(Data excerpts)
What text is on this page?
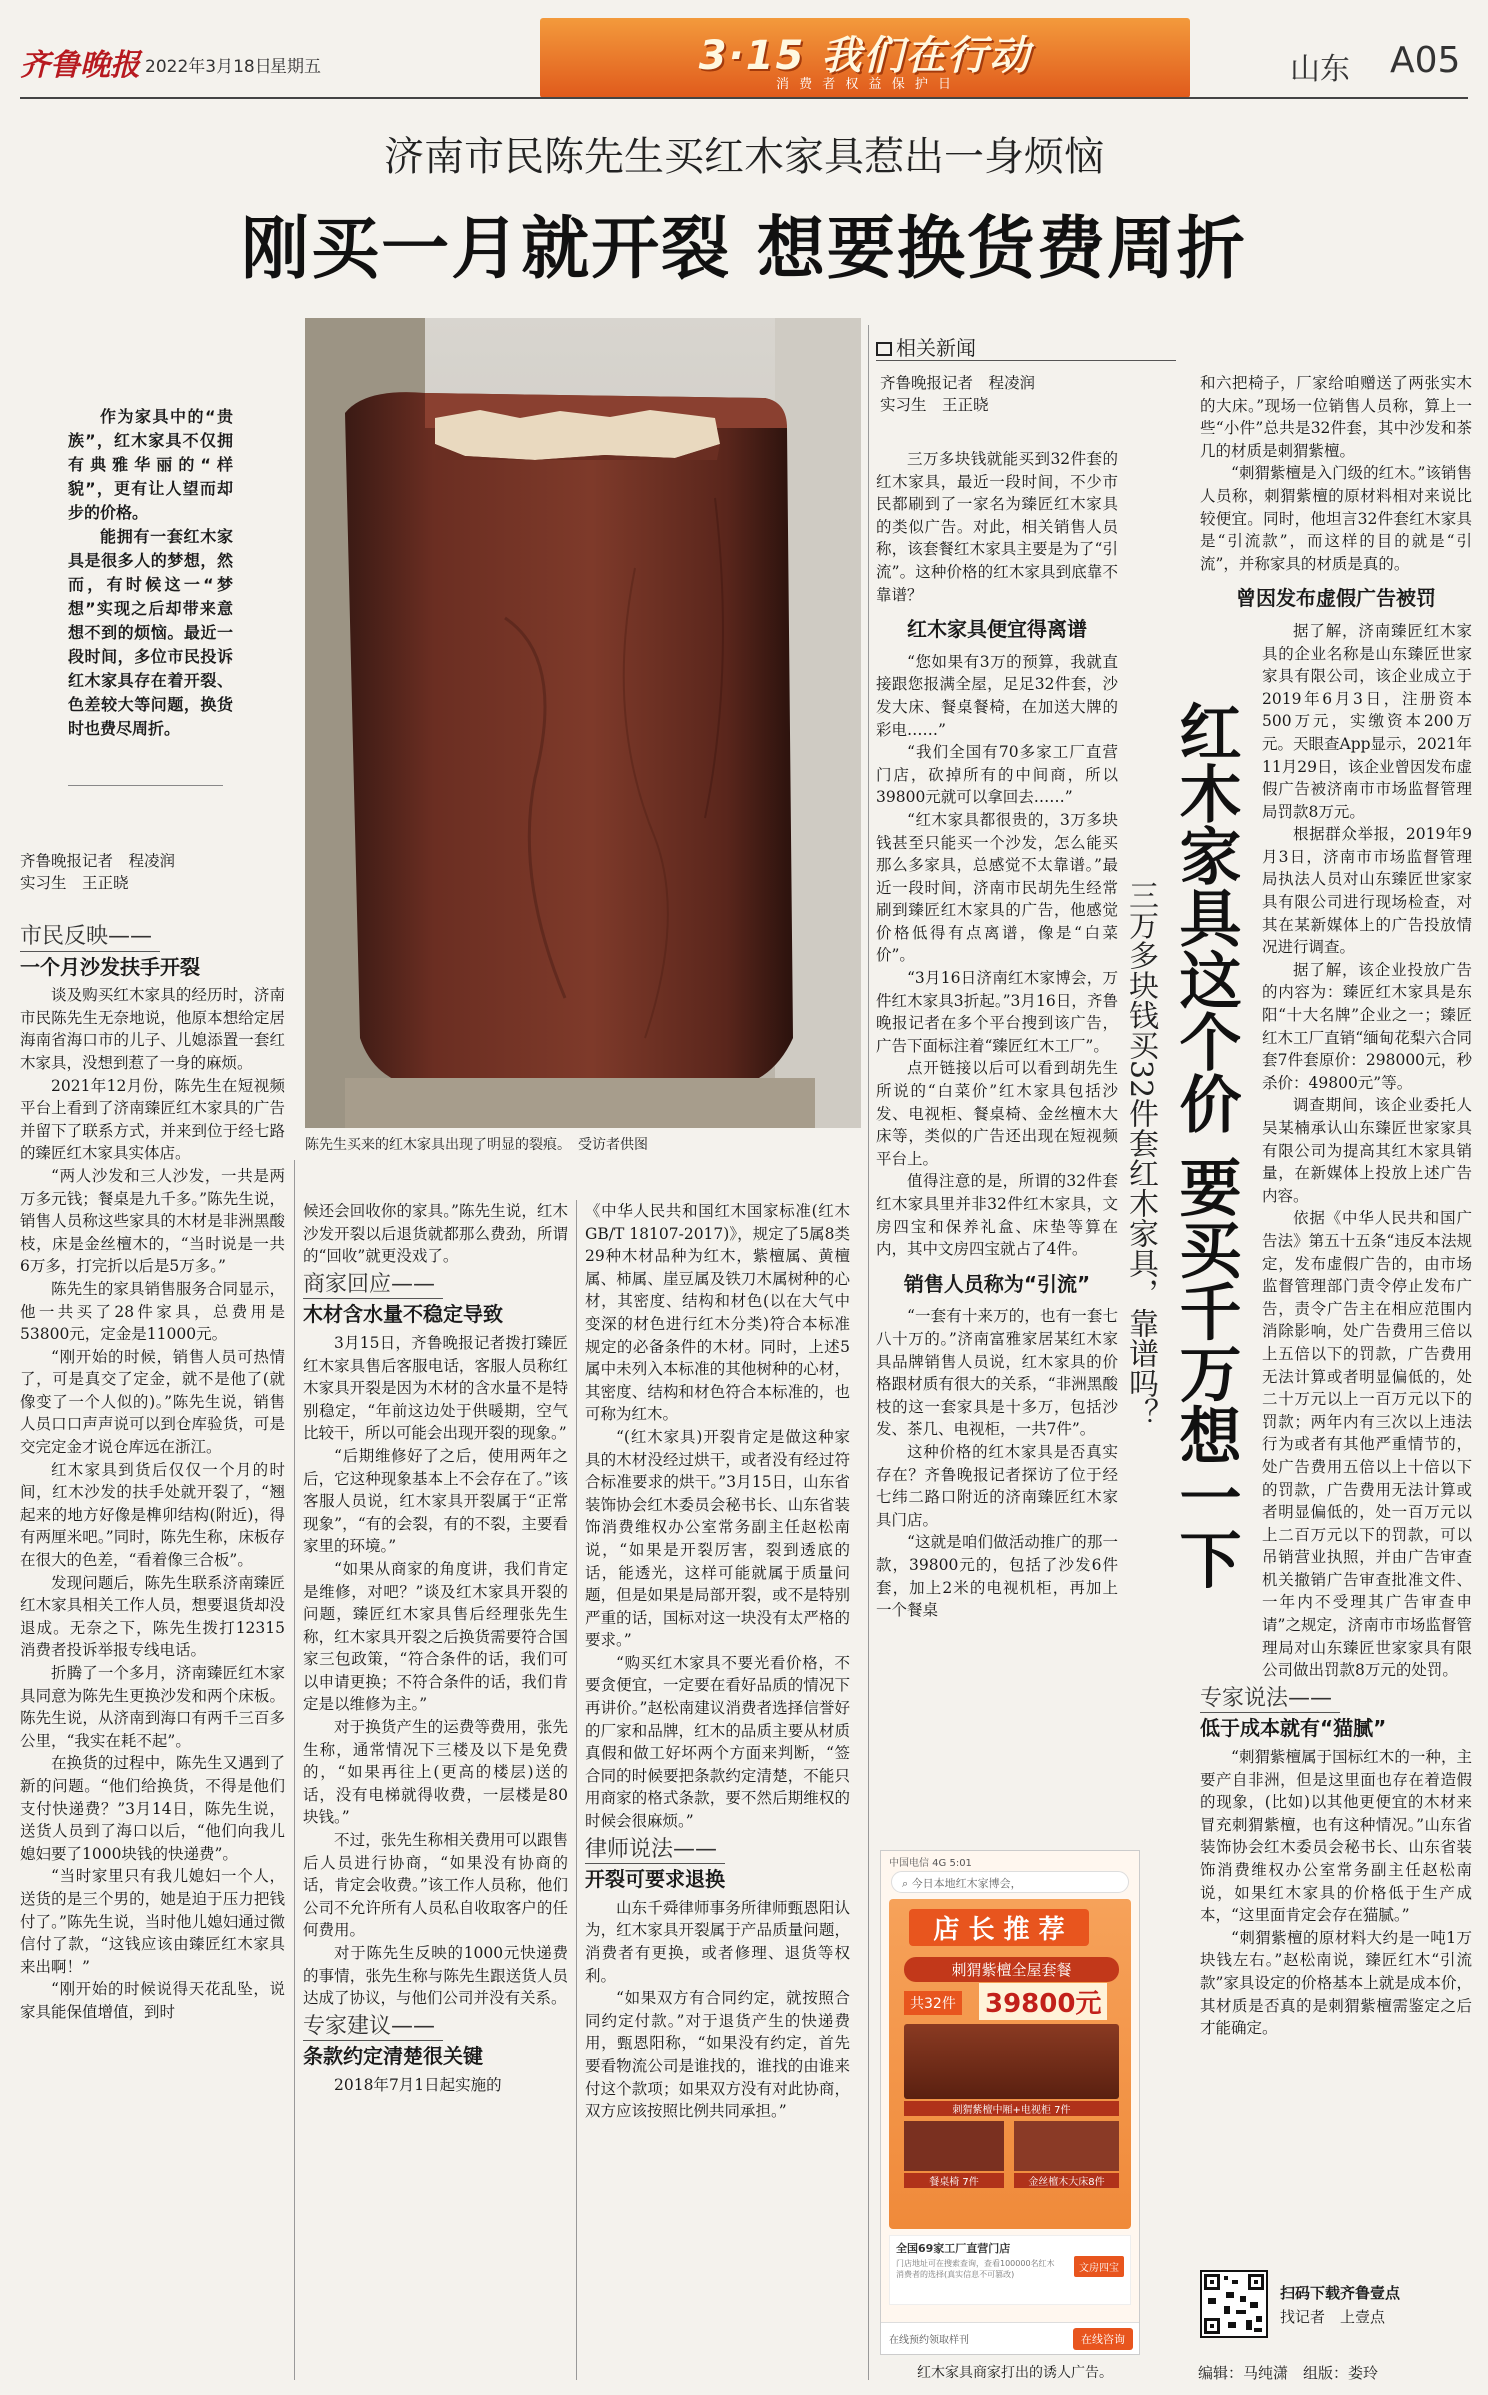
齐鲁晚报 2022年3月18日
星期五	3·15 我们在行动
消 费 者 权 益 保 护 日	山东 A05
济南市民陈先生买红木家具惹出一身烦恼
刚买一月就开裂 想要换货费周折

作为家具中的“贵族”，红木家具不仅拥有典雅华丽的“样貌”，更有让人望而却步的价格。

能拥有一套红木家具是很多人的梦想，然而，有时候这一“梦想”实现之后却带来意想不到的烦恼。最近一段时间，多位市民投诉红木家具存在着开裂、色差较大等问题，换货时也费尽周折。

齐鲁晚报记者　程凌润
实习生　王正晓
陈先生买来的红木家具出现了明显的裂痕。　受访者供图
市民反映——
一个月沙发扶手开裂

谈及购买红木家具的经历时，济南市民陈先生无奈地说，他原本想给定居海南省海口市的儿子、儿媳添置一套红木家具，没想到惹了一身的麻烦。

2021年12月份，陈先生在短视频平台上看到了济南臻匠红木家具的广告并留下了联系方式，并来到位于经七路的臻匠红木家具实体店。

“两人沙发和三人沙发，一共是两万多元钱；餐桌是九千多。”陈先生说，销售人员称这些家具的木材是非洲黑酸枝，床是金丝檀木的，“当时说是一共6万多，打完折以后是5万多。”

陈先生的家具销售服务合同显示，他一共买了28件家具，总费用是53800元，定金是11000元。

“刚开始的时候，销售人员可热情了，可是真交了定金，就不是他了(就像变了一个人似的)。”陈先生说，销售人员口口声声说可以到仓库验货，可是交完定金才说仓库远在浙江。

红木家具到货后仅仅一个月的时间，红木沙发的扶手处就开裂了，“翘起来的地方好像是榫卯结构(附近)，得有两厘米吧。”同时，陈先生称，床板存在很大的色差，“看着像三合板”。

发现问题后，陈先生联系济南臻匠红木家具相关工作人员，想要退货却没退成。无奈之下，陈先生拨打12315消费者投诉举报专线电话。

折腾了一个多月，济南臻匠红木家具同意为陈先生更换沙发和两个床板。陈先生说，从济南到海口有两千三百多公里，“我实在耗不起”。

在换货的过程中，陈先生又遇到了新的问题。“他们给换货，不得是他们支付快递费？”3月14日，陈先生说，送货人员到了海口以后，“他们向我儿媳妇要了1000块钱的快递费”。

“当时家里只有我儿媳妇一个人，送货的是三个男的，她是迫于压力把钱付了。”陈先生说，当时他儿媳妇通过微信付了款，“这钱应该由臻匠红木家具来出啊！”

“刚开始的时候说得天花乱坠，说家具能保值增值，到时

候还会回收你的家具。”陈先生说，红木沙发开裂以后退货就都那么费劲，所谓的“回收”就更没戏了。

商家回应——
木材含水量不稳定导致

3月15日，齐鲁晚报记者拨打臻匠红木家具售后客服电话，客服人员称红木家具开裂是因为木材的含水量不是特别稳定，“年前这边处于供暖期，空气比较干，所以可能会出现开裂的现象。”

“后期维修好了之后，使用两年之后，它这种现象基本上不会存在了。”该客服人员说，红木家具开裂属于“正常现象”，“有的会裂，有的不裂，主要看家里的环境。”

“如果从商家的角度讲，我们肯定是维修，对吧？”谈及红木家具开裂的问题，臻匠红木家具售后经理张先生称，红木家具开裂之后换货需要符合国家三包政策，“符合条件的话，我们可以申请更换；不符合条件的话，我们肯定是以维修为主。”

对于换货产生的运费等费用，张先生称，通常情况下三楼及以下是免费的，“如果再往上(更高的楼层)送的话，没有电梯就得收费，一层楼是80块钱。”

不过，张先生称相关费用可以跟售后人员进行协商，“如果没有协商的话，肯定会收费。”该工作人员称，他们公司不允许所有人员私自收取客户的任何费用。

对于陈先生反映的1000元快递费的事情，张先生称与陈先生跟送货人员达成了协议，与他们公司并没有关系。

专家建议——
条款约定清楚很关键

2018年7月1日起实施的

《中华人民共和国红木国家标准(红木GB/T 18107-2017)》，规定了5属8类29种木材品种为红木，紫檀属、黄檀属、柿属、崖豆属及铁刀木属树种的心材，其密度、结构和材色(以在大气中变深的材色进行红木分类)符合本标准规定的必备条件的木材。同时，上述5属中未列入本标准的其他树种的心材，其密度、结构和材色符合本标准的，也可称为红木。

“(红木家具)开裂肯定是做这种家具的木材没经过烘干，或者没有经过符合标准要求的烘干。”3月15日，山东省装饰协会红木委员会秘书长、山东省装饰消费维权办公室常务副主任赵松南说，“如果是开裂厉害，裂到透底的话，能透光，这样可能就属于质量问题，但是如果是局部开裂，或不是特别严重的话，国标对这一块没有太严格的要求。”

“购买红木家具不要光看价格，不要贪便宜，一定要在看好品质的情况下再讲价。”赵松南建议消费者选择信誉好的厂家和品牌，红木的品质主要从材质真假和做工好坏两个方面来判断，“签合同的时候要把条款约定清楚，不能只用商家的格式条款，要不然后期维权的时候会很麻烦。”

律师说法——
开裂可要求退换

山东千舜律师事务所律师甄恩阳认为，红木家具开裂属于产品质量问题，消费者有更换，或者修理、退货等权利。

“如果双方有合同约定，就按照合同约定付款。”对于退货产生的快递费用，甄恩阳称，“如果没有约定，首先要看物流公司是谁找的，谁找的由谁来付这个款项；如果双方没有对此协商，双方应该按照比例共同承担。”

相关新闻
齐鲁晚报记者　程凌润
实习生　王正晓

三万多块钱就能买到32件套的红木家具，最近一段时间，不少市民都刷到了一家名为臻匠红木家具的类似广告。对此，相关销售人员称，该套餐红木家具主要是为了“引流”。这种价格的红木家具到底靠不靠谱？

红木家具便宜得离谱

“您如果有3万的预算，我就直接跟您报满全屋，足足32件套，沙发大床、餐桌餐椅，在加送大牌的彩电……”

“我们全国有70多家工厂直营门店，砍掉所有的中间商，所以39800元就可以拿回去……”

“红木家具都很贵的，3万多块钱甚至只能买一个沙发，怎么能买那么多家具，总感觉不太靠谱。”最近一段时间，济南市民胡先生经常刷到臻匠红木家具的广告，他感觉价格低得有点离谱，像是“白菜价”。

“3月16日济南红木家博会，万件红木家具3折起。”3月16日，齐鲁晚报记者在多个平台搜到该广告，广告下面标注着“臻匠红木工厂”。

点开链接以后可以看到胡先生所说的“白菜价”红木家具包括沙发、电视柜、餐桌椅、金丝檀木大床等，类似的广告还出现在短视频平台上。

值得注意的是，所谓的32件套红木家具里并非32件红木家具，文房四宝和保养礼盒、床垫等算在内，其中文房四宝就占了4件。

销售人员称为“引流”

“一套有十来万的，也有一套七八十万的。”济南富雅家居某红木家具品牌销售人员说，红木家具的价格跟材质有很大的关系，“非洲黑酸枝的这一套家具是十多万，包括沙发、茶几、电视柜，一共7件”。

这种价格的红木家具是否真实存在？齐鲁晚报记者探访了位于经七纬二路口附近的济南臻匠红木家具门店。

“这就是咱们做活动推广的那一款，39800元的，包括了沙发6件套，加上2米的电视机柜，再加上一个餐桌

三万多块钱买32件套红木家具，靠谱吗？ 红木家具这个价 要买千万想一下

和六把椅子，厂家给咱赠送了两张实木的大床。”现场一位销售人员称，算上一些“小件”总共是32件套，其中沙发和茶几的材质是刺猬紫檀。

“刺猬紫檀是入门级的红木。”该销售人员称，刺猬紫檀的原材料相对来说比较便宜。同时，他坦言32件套红木家具是“引流款”，而这样的目的就是“引流”，并称家具的材质是真的。

曾因发布虚假广告被罚

据了解，济南臻匠红木家具的企业名称是山东臻匠世家家具有限公司，该企业成立于2019年6月3日，注册资本500万元，实缴资本200万元。天眼查App显示，2021年11月29日，该企业曾因发布虚假广告被济南市市场监督管理局罚款8万元。

根据群众举报，2019年9月3日，济南市市场监督管理局执法人员对山东臻匠世家家具有限公司进行现场检查，对其在某新媒体上的广告投放情况进行调查。

据了解，该企业投放广告的内容为：臻匠红木家具是东阳“十大名牌”企业之一；臻匠红木工厂直销“缅甸花梨六合同套7件套原价：298000元，秒杀价：49800元”等。

调查期间，该企业委托人吴某楠承认山东臻匠世家家具有限公司为提高其红木家具销量，在新媒体上投放上述广告内容。

依据《中华人民共和国广告法》第五十五条“违反本法规定，发布虚假广告的，由市场监督管理部门责令停止发布广告，责令广告主在相应范围内消除影响，处广告费用三倍以上五倍以下的罚款，广告费用无法计算或者明显偏低的，处二十万元以上一百万元以下的罚款；两年内有三次以上违法行为或者有其他严重情节的，处广告费用五倍以上十倍以下的罚款，广告费用无法计算或者明显偏低的，处一百万元以上二百万元以下的罚款，可以吊销营业执照，并由广告审查机关撤销广告审查批准文件、一年内不受理其广告审查申请”之规定，济南市市场监督管理局对山东臻匠世家家具有限公司做出罚款8万元的处罚。

专家说法——
低于成本就有“猫腻”

“刺猬紫檀属于国标红木的一种，主要产自非洲，但是这里面也存在着造假的现象，(比如)以其他更便宜的木材来冒充刺猬紫檀，也有这种情况。”山东省装饰协会红木委员会秘书长、山东省装饰消费维权办公室常务副主任赵松南说，如果红木家具的价格低于生产成本，“这里面肯定会存在猫腻。”

“刺猬紫檀的原材料大约是一吨1万块钱左右。”赵松南说，臻匠红木“引流款”家具设定的价格基本上就是成本价，其材质是否真的是刺猬紫檀需鉴定之后才能确定。

中国电信 4G 5:01
⌕ 今日本地红木家博会，
店 长 推 荐
刺猬紫檀全屋套餐
共32件 39800元
刺猬紫檀中厢+电视柜 7件
餐桌椅 7件	金丝檀木大床8件
全国69家工厂直营门店
门店地址可在搜索查询，查看100000名红木消费者的选择(真实信息不可篡改)
文房四宝
在线预约领取样刊	在线咨询
红木家具商家打出的诱人广告。
扫码下载齐鲁壹点
找记者　上壹点
编辑：马纯潇　组版：娄玲
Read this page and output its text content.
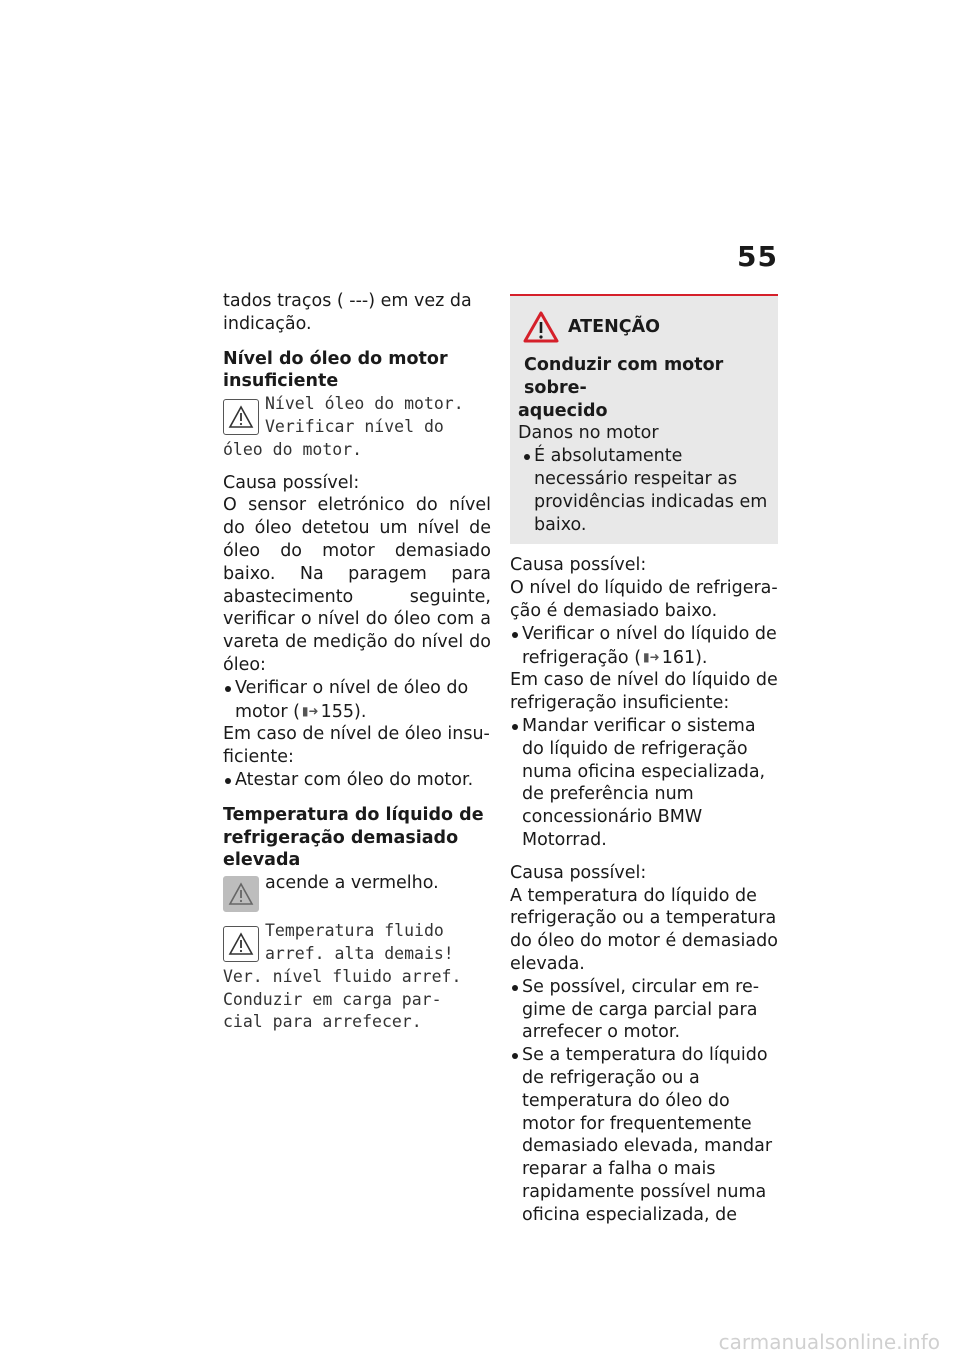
55

tados traços ( ---) em vez da indicação.

Nível do óleo do motor insuficiente
Nível óleo do motor.
Verificar nível do
óleo do motor.

Causa possível:

O sensor eletrónico do nível do óleo detetou um nível de óleo do motor demasiado baixo. Na paragem para abastecimento seguinte, verificar o nível do óleo com a vareta de medição do nível do óleo:

Verificar o nível de óleo do motor ( ▮➜ 155).

Em caso de nível de óleo insuficiente:

Atestar com óleo do motor.
Temperatura do líquido de refrigeração demasiado elevada

acende a vermelho.

Temperatura fluido
arref. alta demais!
Ver. nível fluido arref.
Conduzir em carga par-
cial para arrefecer.
ATENÇÃO
Conduzir com motor sobre-
aquecido

Danos no motor

É absolutamente necessário respeitar as providências indicadas em baixo.

Causa possível:

O nível do líquido de refrigeração é demasiado baixo.

Verificar o nível do líquido de refrigeração ( ▮➜ 161).

Em caso de nível do líquido de refrigeração insuficiente:

Mandar verificar o sistema do líquido de refrigeração numa oficina especializada, de preferência num concessionário BMW Motorrad.

Causa possível:

A temperatura do líquido de refrigeração ou a temperatura do óleo do motor é demasiado elevada.

Se possível, circular em regime de carga parcial para arrefecer o motor.
Se a temperatura do líquido de refrigeração ou a temperatura do óleo do motor for frequentemente demasiado elevada, mandar reparar a falha o mais rapidamente possível numa oficina especializada, de
carmanualsonline.info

▸ **Task**: Show, from the material above, each line that includes the string "óleo".

▸ **Solution for this exercise**:
Nível do óleo do motor insuficiente
Nível óleo do motor.
óleo do motor.
O sensor eletrónico do nível do óleo detetou um nível de óleo do motor demasiado baixo. Na paragem para abastecimento seguinte, verificar o nível do óleo com a vareta de medição do nível do óleo:
Verificar o nível de óleo do motor ( ▮➜ 155).
Em caso de nível de óleo insuficiente:
Atestar com óleo do motor.
A temperatura do líquido de refrigeração ou a temperatura do óleo do motor é demasiado elevada.
Se a temperatura do líquido de refrigeração ou a temperatura do óleo do motor for frequentemente demasiado elevada, mandar reparar a falha o mais rapidamente possível numa oficina especializada, de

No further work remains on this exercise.